=== Objective ===
Tally the lines of the data that include the word "devrait" and state the total, nothing else.
** Begin Material shown **
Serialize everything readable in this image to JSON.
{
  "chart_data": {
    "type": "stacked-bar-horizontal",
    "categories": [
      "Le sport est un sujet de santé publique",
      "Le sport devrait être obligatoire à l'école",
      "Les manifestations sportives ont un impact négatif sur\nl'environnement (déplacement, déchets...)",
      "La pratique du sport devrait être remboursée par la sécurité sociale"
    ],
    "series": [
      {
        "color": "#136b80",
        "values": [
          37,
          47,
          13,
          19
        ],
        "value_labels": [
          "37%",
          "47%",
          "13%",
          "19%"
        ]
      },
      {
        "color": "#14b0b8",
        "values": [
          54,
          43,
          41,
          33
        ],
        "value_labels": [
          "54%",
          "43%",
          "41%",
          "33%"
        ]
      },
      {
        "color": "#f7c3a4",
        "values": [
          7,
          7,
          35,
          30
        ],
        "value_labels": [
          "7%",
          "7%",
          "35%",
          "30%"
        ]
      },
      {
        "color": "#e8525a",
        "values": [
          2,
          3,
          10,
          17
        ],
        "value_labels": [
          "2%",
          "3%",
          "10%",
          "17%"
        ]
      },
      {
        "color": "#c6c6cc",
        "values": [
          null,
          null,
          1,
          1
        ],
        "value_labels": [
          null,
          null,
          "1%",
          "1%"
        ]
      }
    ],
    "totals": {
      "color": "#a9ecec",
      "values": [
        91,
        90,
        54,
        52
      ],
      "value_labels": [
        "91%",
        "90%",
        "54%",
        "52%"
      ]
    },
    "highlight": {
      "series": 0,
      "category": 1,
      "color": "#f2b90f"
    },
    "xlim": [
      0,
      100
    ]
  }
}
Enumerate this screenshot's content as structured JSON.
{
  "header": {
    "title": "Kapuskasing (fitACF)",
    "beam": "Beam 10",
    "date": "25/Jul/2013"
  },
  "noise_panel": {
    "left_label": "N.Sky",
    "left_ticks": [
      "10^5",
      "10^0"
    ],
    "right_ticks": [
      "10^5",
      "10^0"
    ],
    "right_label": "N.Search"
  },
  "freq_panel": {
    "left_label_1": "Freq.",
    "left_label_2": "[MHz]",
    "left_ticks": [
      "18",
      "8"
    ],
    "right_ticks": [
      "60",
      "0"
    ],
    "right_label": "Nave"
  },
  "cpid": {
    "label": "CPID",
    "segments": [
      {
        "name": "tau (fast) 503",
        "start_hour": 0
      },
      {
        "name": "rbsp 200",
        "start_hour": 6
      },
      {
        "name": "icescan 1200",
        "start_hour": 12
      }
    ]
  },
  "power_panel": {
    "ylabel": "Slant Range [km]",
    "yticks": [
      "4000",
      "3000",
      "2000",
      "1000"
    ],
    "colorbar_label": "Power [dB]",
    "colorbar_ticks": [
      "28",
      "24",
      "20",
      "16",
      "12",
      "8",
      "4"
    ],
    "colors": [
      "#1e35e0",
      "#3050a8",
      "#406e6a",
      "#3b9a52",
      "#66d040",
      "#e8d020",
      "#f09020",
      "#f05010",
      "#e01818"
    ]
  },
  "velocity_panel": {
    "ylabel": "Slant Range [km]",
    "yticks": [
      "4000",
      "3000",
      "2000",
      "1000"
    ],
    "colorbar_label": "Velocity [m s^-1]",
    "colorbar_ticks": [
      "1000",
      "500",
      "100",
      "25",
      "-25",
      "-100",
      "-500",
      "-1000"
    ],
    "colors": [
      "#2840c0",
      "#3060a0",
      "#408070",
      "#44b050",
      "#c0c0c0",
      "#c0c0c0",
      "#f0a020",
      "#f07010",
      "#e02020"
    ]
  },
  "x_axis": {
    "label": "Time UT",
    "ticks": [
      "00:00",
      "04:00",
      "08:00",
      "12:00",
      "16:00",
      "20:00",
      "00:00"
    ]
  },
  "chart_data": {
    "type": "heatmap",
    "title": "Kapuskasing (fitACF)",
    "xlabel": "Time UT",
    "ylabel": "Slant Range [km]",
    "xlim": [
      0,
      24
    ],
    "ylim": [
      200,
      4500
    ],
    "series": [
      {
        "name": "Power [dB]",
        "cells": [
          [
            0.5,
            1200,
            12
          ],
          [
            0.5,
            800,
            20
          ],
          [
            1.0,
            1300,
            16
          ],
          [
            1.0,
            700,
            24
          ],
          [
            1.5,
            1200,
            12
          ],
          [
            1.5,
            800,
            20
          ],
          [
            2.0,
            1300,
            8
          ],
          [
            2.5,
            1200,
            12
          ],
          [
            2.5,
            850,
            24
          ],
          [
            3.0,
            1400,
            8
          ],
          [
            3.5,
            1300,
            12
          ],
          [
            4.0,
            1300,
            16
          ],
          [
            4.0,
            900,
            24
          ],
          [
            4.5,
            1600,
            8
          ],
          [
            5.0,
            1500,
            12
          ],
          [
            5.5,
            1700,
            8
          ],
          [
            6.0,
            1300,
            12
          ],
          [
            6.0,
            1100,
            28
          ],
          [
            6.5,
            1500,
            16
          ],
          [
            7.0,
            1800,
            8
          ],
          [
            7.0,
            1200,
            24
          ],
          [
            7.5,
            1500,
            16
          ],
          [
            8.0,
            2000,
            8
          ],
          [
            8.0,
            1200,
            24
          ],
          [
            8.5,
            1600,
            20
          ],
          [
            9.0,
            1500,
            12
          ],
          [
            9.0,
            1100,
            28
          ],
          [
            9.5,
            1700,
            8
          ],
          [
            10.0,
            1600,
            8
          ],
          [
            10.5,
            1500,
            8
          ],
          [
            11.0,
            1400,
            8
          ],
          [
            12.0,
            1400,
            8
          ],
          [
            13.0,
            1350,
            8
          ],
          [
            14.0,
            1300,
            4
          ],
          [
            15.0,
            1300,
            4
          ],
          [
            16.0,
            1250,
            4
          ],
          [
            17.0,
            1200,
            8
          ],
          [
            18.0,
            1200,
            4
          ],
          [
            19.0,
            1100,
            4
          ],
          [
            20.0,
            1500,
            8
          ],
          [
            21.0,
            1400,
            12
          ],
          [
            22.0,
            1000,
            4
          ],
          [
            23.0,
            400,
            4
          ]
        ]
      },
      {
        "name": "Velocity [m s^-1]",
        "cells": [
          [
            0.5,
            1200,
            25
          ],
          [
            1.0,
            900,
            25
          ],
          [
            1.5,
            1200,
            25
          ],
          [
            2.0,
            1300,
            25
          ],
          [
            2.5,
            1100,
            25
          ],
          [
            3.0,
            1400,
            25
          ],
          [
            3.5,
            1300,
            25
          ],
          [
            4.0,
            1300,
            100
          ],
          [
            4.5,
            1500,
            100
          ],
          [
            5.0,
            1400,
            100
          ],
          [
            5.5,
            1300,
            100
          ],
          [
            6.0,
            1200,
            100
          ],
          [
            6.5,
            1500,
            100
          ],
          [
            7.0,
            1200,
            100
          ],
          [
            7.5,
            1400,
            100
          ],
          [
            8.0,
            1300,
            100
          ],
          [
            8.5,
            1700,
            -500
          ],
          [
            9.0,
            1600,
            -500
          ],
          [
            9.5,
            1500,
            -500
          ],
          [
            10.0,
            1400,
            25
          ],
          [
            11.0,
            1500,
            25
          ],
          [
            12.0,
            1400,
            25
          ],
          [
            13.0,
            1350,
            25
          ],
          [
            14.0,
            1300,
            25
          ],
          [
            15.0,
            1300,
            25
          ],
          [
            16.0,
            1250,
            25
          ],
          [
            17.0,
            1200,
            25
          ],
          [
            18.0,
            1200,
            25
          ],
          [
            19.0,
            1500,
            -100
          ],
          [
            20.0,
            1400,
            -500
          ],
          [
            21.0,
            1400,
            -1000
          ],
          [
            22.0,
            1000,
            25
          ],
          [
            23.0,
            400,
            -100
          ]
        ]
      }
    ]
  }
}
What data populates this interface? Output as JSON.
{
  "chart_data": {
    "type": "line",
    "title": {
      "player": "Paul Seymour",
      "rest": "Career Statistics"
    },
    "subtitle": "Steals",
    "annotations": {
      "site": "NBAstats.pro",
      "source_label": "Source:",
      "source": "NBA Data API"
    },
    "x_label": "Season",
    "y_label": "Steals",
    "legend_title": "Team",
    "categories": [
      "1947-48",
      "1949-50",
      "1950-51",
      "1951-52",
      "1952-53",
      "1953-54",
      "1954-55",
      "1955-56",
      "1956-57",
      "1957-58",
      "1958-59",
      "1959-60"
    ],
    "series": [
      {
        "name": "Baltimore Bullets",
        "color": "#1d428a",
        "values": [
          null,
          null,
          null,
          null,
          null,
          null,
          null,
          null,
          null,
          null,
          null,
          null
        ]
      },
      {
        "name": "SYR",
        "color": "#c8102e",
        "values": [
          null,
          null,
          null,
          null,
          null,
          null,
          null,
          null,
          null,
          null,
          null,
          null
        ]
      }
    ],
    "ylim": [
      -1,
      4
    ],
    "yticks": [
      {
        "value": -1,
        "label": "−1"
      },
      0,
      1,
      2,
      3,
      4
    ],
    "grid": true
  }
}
** End Material shown **
=== Complete answer ===
2